• [WRITTEN TASK]: Return each line of the data below verbatim; pictures are to be left out.

** Start of STORED RECORDS **

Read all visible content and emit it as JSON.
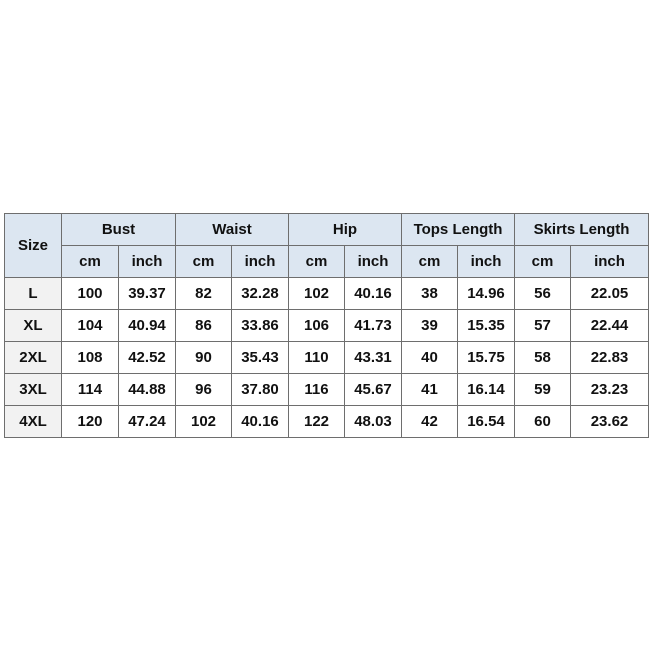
{
  "header": {
    "size_label": "Size",
    "groups": [
      "Bust",
      "Waist",
      "Hip",
      "Tops Length",
      "Skirts Length"
    ],
    "units": [
      "cm",
      "inch"
    ]
  },
  "rows": [
    {
      "size": "L",
      "values": [
        "100",
        "39.37",
        "82",
        "32.28",
        "102",
        "40.16",
        "38",
        "14.96",
        "56",
        "22.05"
      ]
    },
    {
      "size": "XL",
      "values": [
        "104",
        "40.94",
        "86",
        "33.86",
        "106",
        "41.73",
        "39",
        "15.35",
        "57",
        "22.44"
      ]
    },
    {
      "size": "2XL",
      "values": [
        "108",
        "42.52",
        "90",
        "35.43",
        "110",
        "43.31",
        "40",
        "15.75",
        "58",
        "22.83"
      ]
    },
    {
      "size": "3XL",
      "values": [
        "114",
        "44.88",
        "96",
        "37.80",
        "116",
        "45.67",
        "41",
        "16.14",
        "59",
        "23.23"
      ]
    },
    {
      "size": "4XL",
      "values": [
        "120",
        "47.24",
        "102",
        "40.16",
        "122",
        "48.03",
        "42",
        "16.54",
        "60",
        "23.62"
      ]
    }
  ],
  "colors": {
    "header_bg": "#dce6f1",
    "size_col_bg": "#f2f2f2",
    "border": "#6e6e6e"
  }
}
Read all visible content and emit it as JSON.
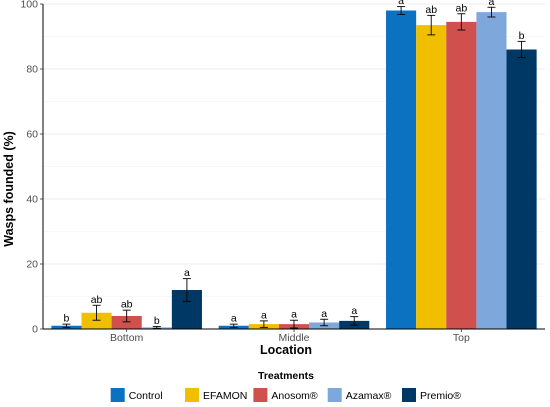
{
  "chart_data": {
    "type": "bar",
    "xlabel": "Location",
    "ylabel": "Wasps founded (%)",
    "ylim": [
      0,
      100
    ],
    "yticks": [
      0,
      20,
      40,
      60,
      80,
      100
    ],
    "grid": true,
    "legend_position": "bottom",
    "legend_title": "Treatments",
    "categories": [
      "Bottom",
      "Middle",
      "Top"
    ],
    "series": [
      {
        "name": "Control",
        "color": "#0a72c0",
        "values": [
          1,
          1,
          98
        ],
        "errors": [
          0.5,
          0.5,
          1.2
        ],
        "letters": [
          "b",
          "a",
          "a"
        ]
      },
      {
        "name": "EFAMON",
        "color": "#f0bf00",
        "values": [
          5,
          1.5,
          93.5
        ],
        "errors": [
          2.3,
          1.0,
          3.0
        ],
        "letters": [
          "ab",
          "a",
          "ab"
        ]
      },
      {
        "name": "Anosom®",
        "color": "#cf504c",
        "values": [
          4,
          1.5,
          94.5
        ],
        "errors": [
          1.8,
          1.2,
          2.5
        ],
        "letters": [
          "ab",
          "a",
          "ab"
        ]
      },
      {
        "name": "Azamax®",
        "color": "#7ea7dc",
        "values": [
          0.5,
          2,
          97.5
        ],
        "errors": [
          0.3,
          1.0,
          1.5
        ],
        "letters": [
          "b",
          "a",
          "a"
        ]
      },
      {
        "name": "Premio®",
        "color": "#003865",
        "values": [
          12,
          2.5,
          86
        ],
        "errors": [
          3.5,
          1.3,
          2.5
        ],
        "letters": [
          "a",
          "a",
          "b"
        ]
      }
    ]
  }
}
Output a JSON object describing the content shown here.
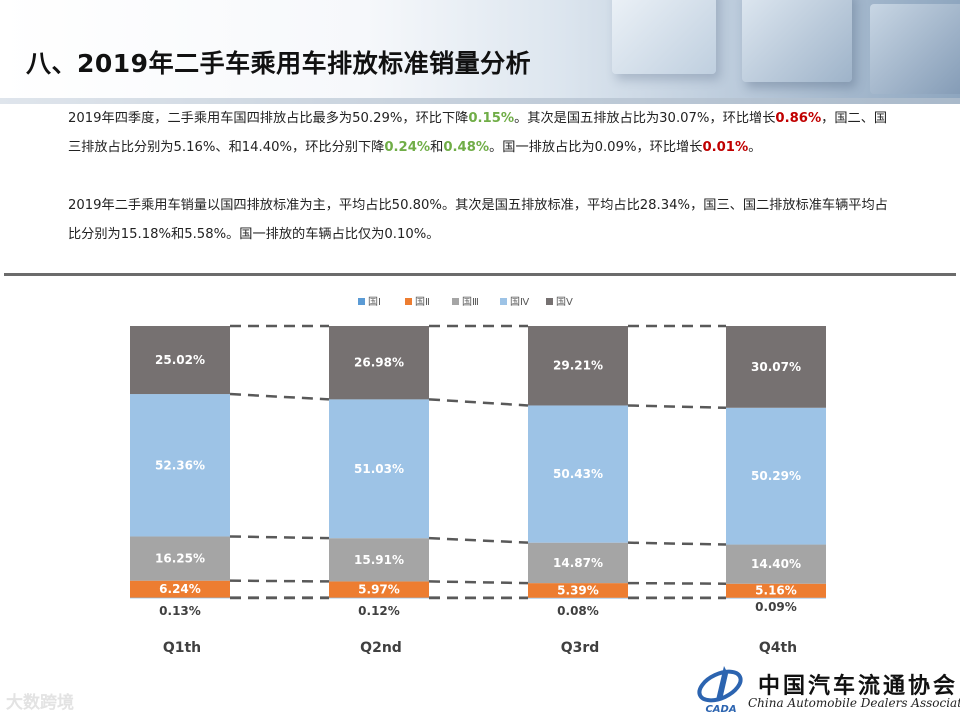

** End of STORED RECORDS **

• [EXERCISE RESULT]:
Read all visible content and emit it as JSON.
{
  "header": {
    "size_label": "Size",
    "groups": [
      "Bust",
      "Waist",
      "Hip",
      "Tops Length",
      "Skirts Length"
    ],
    "units": [
      "cm",
      "inch"
    ]
  },
  "rows": [
    {
      "size": "L",
      "values": [
        "100",
        "39.37",
        "82",
        "32.28",
        "102",
        "40.16",
        "38",
        "14.96",
        "56",
        "22.05"
      ]
    },
    {
      "size": "XL",
      "values": [
        "104",
        "40.94",
        "86",
        "33.86",
        "106",
        "41.73",
        "39",
        "15.35",
        "57",
        "22.44"
      ]
    },
    {
      "size": "2XL",
      "values": [
        "108",
        "42.52",
        "90",
        "35.43",
        "110",
        "43.31",
        "40",
        "15.75",
        "58",
        "22.83"
      ]
    },
    {
      "size": "3XL",
      "values": [
        "114",
        "44.88",
        "96",
        "37.80",
        "116",
        "45.67",
        "41",
        "16.14",
        "59",
        "23.23"
      ]
    },
    {
      "size": "4XL",
      "values": [
        "120",
        "47.24",
        "102",
        "40.16",
        "122",
        "48.03",
        "42",
        "16.54",
        "60",
        "23.62"
      ]
    }
  ],
  "colors": {
    "header_bg": "#dce6f1",
    "size_col_bg": "#f2f2f2",
    "border": "#6e6e6e"
  }
}
Read all visible content and emit it as JSON.
{
  "chart_data": {
    "type": "bar",
    "xlabel": "Location",
    "ylabel": "Wasps founded (%)",
    "ylim": [
      0,
      100
    ],
    "yticks": [
      0,
      20,
      40,
      60,
      80,
      100
    ],
    "grid": true,
    "legend_position": "bottom",
    "legend_title": "Treatments",
    "categories": [
      "Bottom",
      "Middle",
      "Top"
    ],
    "series": [
      {
        "name": "Control",
        "color": "#0a72c0",
        "values": [
          1,
          1,
          98
        ],
        "errors": [
          0.5,
          0.5,
          1.2
        ],
        "letters": [
          "b",
          "a",
          "a"
        ]
      },
      {
        "name": "EFAMON",
        "color": "#f0bf00",
        "values": [
          5,
          1.5,
          93.5
        ],
        "errors": [
          2.3,
          1.0,
          3.0
        ],
        "letters": [
          "ab",
          "a",
          "ab"
        ]
      },
      {
        "name": "Anosom®",
        "color": "#cf504c",
        "values": [
          4,
          1.5,
          94.5
        ],
        "errors": [
          1.8,
          1.2,
          2.5
        ],
        "letters": [
          "ab",
          "a",
          "ab"
        ]
      },
      {
        "name": "Azamax®",
        "color": "#7ea7dc",
        "values": [
          0.5,
          2,
          97.5
        ],
        "errors": [
          0.3,
          1.0,
          1.5
        ],
        "letters": [
          "b",
          "a",
          "a"
        ]
      },
      {
        "name": "Premio®",
        "color": "#003865",
        "values": [
          12,
          2.5,
          86
        ],
        "errors": [
          3.5,
          1.3,
          2.5
        ],
        "letters": [
          "a",
          "a",
          "b"
        ]
      }
    ]
  }
}
Output a JSON object describing the content shown here.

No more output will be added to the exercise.